EXERCISE AIM: Here are some records; copy every line that holds the word "this".

SOURCE RECORDS:

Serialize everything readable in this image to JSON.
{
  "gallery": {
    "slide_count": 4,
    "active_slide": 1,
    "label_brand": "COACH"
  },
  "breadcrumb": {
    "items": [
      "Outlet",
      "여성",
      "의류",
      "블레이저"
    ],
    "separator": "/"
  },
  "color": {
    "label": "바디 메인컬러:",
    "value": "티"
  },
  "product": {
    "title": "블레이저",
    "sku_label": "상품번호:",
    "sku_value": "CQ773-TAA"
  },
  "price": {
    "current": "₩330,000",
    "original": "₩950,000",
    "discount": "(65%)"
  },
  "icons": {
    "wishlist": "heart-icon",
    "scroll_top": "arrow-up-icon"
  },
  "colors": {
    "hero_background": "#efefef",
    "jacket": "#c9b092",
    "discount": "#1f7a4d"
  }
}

--

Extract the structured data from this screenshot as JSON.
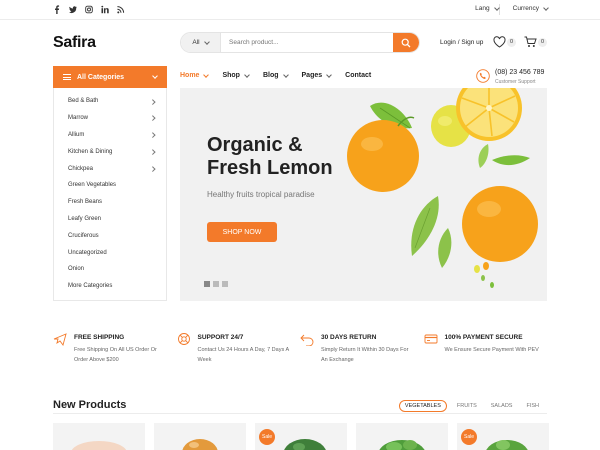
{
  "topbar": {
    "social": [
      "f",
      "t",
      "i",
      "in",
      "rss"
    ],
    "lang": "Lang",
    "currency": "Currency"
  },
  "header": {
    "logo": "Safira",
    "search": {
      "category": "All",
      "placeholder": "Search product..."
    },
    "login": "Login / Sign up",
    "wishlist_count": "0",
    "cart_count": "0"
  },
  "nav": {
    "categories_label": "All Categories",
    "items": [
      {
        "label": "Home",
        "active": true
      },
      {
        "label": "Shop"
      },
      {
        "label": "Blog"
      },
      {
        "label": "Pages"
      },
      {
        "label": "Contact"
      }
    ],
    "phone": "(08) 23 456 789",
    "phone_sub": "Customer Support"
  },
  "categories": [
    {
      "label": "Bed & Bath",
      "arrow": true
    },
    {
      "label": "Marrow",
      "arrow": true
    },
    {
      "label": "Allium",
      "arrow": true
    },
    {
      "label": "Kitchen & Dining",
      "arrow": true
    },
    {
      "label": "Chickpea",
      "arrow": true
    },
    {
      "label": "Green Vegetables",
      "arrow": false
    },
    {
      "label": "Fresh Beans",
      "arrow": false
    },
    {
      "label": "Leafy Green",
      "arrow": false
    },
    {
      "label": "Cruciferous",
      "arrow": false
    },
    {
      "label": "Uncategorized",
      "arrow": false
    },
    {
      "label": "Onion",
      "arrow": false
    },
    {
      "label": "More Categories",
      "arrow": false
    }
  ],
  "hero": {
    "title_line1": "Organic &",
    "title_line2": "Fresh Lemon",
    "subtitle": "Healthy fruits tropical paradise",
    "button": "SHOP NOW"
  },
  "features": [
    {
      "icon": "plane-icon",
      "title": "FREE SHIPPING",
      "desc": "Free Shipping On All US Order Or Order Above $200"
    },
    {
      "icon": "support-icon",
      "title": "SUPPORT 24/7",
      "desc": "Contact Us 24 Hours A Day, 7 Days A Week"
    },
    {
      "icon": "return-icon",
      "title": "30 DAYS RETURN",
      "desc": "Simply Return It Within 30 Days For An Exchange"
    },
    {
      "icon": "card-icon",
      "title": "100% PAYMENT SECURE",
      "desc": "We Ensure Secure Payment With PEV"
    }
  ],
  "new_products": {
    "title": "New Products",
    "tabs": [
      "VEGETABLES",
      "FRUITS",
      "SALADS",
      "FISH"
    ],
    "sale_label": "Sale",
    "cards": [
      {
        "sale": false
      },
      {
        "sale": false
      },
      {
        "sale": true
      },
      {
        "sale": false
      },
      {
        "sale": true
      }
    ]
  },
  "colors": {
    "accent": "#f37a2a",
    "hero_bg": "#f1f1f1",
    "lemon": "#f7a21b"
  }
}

* * *

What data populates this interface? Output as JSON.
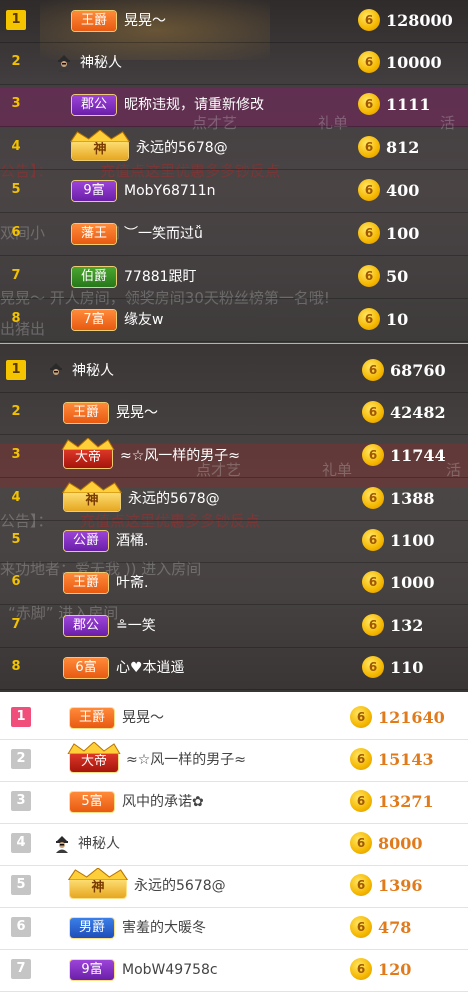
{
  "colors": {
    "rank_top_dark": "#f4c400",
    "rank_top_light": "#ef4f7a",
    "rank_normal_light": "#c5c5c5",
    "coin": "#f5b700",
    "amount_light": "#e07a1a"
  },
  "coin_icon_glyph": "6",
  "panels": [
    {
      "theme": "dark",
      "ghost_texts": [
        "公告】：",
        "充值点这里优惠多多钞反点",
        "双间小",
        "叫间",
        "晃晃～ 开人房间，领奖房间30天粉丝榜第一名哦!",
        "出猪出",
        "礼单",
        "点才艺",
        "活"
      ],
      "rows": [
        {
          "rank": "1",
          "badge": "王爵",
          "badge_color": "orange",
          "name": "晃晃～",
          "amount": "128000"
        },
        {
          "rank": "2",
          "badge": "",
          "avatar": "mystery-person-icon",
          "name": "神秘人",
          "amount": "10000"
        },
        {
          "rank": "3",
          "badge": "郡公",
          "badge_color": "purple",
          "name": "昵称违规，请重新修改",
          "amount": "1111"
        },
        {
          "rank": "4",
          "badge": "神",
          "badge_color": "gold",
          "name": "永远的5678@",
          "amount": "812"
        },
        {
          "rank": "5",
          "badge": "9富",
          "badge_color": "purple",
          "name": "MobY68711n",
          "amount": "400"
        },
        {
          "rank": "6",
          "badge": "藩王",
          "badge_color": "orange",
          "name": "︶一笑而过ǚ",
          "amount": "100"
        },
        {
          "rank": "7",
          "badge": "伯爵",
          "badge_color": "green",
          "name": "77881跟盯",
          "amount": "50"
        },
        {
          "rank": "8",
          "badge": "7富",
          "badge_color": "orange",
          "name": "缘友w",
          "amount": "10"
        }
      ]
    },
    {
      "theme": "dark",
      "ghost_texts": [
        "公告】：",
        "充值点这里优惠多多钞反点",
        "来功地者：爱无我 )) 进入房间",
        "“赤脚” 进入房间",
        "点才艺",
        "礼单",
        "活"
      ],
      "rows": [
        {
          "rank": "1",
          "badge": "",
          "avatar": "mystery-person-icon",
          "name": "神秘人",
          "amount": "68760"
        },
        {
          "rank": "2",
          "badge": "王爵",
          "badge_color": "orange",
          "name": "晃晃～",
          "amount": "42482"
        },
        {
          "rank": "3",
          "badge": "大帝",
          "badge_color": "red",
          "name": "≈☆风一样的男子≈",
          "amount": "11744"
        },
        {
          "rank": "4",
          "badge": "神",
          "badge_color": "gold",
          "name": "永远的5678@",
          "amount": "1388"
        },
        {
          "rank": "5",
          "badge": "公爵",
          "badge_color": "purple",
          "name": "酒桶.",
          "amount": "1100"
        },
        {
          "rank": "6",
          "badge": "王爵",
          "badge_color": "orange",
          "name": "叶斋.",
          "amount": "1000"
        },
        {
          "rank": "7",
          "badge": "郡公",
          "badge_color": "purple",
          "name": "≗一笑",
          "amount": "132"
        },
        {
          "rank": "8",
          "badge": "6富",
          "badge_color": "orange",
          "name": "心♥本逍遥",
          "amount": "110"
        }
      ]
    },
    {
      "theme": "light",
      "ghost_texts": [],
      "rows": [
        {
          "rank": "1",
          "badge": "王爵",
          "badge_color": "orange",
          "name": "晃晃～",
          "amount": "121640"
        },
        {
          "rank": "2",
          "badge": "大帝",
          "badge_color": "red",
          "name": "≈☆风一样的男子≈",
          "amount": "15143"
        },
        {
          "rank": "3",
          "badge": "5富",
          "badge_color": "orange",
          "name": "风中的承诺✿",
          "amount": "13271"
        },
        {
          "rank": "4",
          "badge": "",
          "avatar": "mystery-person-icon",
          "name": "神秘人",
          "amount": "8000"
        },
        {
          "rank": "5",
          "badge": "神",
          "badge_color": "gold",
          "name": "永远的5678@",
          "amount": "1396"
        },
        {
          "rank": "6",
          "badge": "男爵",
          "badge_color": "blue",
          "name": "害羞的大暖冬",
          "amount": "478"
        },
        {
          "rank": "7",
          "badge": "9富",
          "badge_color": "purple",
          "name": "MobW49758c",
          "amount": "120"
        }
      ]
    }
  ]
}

FINAL RESULT:
Serialize everything readable in this image to JSON.
Extract the structured data from this screenshot as JSON.
What data populates this interface? Output as JSON.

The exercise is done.